Required task: According to the overview of Pegasia's Continents 4 and 5, which gas giant does Pegasia orbit?

Text provided:
════════
CONTINENT 4 and CONTINENT 5

by Chris Wayan, 2006

Pegasia's home page - Evolution on Pegasia - Creatures and peoples - Regional tours - Gazetteer - More planets? Planetocopia!

First-time orientation--strongly advised! Pegasia is weird.


An Overview

Continent 4 and Continent 5 share the same partly flooded continental platform. To the northwest is Continent 1, largest in the world and gateway to Continent 2 (just visible on the left horizon) and Continent 3 (to the lower left). These five together comprise more than half the world's land, and fall fairly neatly into one hemisphere. Oh--on Pegasia, hemispheres aren't a cartographic convention but an astronomical fact: this is the Outer Hemisphere, facing away from the gas giant Zeus, about which Pegasia orbits. People of this hemisphere, until they begin seriously trading and exploring, will naturally assume they live on a planet. They don't; it's a mere moon, larger than Mars, but still a moon. Only the Inner Hemisphere has Zeus perpetually in the sky--far larger than the sun, brighter than several thousand full moons at night, radiating palpable warmth. Cosmologies and cultures of the two hemispheres will thus be profoundly different. How, exactly? You tell me!
════════
Entries supplied:
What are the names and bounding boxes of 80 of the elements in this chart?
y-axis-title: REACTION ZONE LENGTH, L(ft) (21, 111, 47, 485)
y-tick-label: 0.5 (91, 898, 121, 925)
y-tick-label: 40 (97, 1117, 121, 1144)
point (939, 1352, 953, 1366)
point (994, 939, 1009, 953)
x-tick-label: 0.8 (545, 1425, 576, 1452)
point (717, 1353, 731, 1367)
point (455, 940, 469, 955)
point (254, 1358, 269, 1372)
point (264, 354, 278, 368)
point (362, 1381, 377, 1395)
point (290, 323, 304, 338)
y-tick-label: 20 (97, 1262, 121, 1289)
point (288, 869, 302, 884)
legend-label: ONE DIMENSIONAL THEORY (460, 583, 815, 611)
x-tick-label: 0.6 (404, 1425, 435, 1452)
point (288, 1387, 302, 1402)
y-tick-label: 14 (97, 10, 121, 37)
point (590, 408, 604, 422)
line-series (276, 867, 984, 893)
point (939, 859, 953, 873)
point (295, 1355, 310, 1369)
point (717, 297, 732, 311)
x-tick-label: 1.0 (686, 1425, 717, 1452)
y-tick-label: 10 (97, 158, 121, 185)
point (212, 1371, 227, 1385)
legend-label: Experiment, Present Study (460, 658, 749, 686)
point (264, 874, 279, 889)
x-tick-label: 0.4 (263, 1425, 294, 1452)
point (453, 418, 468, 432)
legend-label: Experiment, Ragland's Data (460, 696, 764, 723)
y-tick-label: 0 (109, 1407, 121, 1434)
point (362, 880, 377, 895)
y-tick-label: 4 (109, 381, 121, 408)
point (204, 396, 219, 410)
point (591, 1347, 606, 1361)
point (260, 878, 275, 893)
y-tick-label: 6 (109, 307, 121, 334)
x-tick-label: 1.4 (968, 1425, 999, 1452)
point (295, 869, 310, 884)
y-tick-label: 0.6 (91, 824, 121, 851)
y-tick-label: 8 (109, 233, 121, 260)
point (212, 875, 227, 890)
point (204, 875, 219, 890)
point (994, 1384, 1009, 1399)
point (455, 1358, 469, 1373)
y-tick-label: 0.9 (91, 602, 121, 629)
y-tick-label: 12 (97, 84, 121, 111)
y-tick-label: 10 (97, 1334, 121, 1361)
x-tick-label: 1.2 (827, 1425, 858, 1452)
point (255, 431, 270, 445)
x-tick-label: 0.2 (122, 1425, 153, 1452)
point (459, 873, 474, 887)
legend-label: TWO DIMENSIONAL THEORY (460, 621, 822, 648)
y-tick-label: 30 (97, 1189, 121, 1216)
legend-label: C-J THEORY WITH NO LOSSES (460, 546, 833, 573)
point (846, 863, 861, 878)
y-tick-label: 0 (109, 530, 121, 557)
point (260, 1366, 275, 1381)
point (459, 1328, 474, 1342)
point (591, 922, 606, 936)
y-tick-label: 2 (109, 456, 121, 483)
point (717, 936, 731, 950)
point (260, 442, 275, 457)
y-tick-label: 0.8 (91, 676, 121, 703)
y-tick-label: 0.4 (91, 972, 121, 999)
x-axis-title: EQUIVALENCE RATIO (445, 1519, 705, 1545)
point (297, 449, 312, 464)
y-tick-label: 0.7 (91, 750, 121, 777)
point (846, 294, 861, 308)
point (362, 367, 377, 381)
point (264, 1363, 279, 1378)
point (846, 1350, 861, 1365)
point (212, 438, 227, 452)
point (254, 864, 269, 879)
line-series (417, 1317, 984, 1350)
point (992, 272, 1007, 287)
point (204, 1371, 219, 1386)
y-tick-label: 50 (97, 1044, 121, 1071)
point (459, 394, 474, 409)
════════
Expected answer: Zeus.